> [Task directions]: Provide only the number of lines where "ΥΠΟΚΑΤΑΣΤΗΜΑ" occurs.

> [Source data]:
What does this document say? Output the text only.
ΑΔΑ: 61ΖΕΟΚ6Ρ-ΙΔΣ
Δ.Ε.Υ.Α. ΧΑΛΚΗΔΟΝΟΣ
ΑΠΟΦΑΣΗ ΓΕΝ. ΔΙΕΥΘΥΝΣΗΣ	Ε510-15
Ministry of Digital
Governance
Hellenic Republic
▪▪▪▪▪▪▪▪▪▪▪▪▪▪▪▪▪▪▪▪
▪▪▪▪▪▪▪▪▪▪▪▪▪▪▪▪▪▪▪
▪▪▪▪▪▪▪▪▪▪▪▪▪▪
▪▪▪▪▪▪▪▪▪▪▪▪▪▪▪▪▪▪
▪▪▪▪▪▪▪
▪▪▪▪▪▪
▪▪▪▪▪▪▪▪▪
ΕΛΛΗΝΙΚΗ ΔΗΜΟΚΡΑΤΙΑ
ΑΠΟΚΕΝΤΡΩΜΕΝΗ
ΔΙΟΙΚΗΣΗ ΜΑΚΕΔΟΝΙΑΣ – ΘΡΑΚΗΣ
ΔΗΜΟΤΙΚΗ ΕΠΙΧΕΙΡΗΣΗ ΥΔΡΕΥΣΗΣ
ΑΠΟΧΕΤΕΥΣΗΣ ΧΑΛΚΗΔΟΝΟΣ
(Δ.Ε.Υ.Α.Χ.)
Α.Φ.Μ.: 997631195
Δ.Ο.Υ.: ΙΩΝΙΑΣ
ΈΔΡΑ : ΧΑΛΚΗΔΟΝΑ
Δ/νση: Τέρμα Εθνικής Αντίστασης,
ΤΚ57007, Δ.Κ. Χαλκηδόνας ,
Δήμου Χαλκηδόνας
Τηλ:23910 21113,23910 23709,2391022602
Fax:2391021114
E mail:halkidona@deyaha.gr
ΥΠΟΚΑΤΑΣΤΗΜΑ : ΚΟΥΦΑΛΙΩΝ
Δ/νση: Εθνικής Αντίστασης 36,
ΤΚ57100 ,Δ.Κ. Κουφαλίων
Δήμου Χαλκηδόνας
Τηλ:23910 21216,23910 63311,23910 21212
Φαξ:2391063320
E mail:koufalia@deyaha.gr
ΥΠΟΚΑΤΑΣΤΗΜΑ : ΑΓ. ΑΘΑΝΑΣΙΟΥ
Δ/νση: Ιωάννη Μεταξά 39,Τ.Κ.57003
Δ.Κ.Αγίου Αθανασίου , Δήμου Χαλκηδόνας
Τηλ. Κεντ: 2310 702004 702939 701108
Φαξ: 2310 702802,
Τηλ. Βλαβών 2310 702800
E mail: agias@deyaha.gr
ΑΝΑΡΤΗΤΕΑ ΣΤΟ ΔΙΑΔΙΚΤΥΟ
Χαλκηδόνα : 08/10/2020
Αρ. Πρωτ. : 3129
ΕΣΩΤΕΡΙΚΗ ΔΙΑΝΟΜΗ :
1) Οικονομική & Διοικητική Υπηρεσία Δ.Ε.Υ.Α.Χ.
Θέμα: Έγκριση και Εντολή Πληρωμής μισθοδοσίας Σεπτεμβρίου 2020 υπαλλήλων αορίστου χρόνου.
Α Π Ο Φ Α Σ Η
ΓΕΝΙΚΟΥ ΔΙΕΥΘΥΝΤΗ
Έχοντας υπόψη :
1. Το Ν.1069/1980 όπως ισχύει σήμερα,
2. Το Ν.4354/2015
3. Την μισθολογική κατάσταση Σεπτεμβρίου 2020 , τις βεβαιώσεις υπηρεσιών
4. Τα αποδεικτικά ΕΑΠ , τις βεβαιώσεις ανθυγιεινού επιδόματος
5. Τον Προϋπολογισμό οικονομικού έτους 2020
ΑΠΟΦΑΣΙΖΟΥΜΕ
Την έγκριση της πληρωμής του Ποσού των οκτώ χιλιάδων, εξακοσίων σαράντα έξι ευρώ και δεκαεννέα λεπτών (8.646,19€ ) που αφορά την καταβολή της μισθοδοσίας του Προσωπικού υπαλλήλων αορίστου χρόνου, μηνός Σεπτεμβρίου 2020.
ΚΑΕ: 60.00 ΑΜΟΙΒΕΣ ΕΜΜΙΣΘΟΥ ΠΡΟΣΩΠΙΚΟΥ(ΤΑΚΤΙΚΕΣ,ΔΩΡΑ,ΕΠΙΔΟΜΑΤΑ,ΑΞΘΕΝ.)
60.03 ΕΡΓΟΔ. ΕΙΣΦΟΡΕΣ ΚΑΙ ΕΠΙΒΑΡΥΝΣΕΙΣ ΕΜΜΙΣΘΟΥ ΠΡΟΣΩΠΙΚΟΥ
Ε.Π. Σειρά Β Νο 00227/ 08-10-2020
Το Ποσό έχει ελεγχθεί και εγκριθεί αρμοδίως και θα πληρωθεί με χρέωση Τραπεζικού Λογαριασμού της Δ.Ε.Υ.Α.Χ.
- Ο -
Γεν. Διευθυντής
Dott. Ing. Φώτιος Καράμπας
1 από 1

> [Result]: 2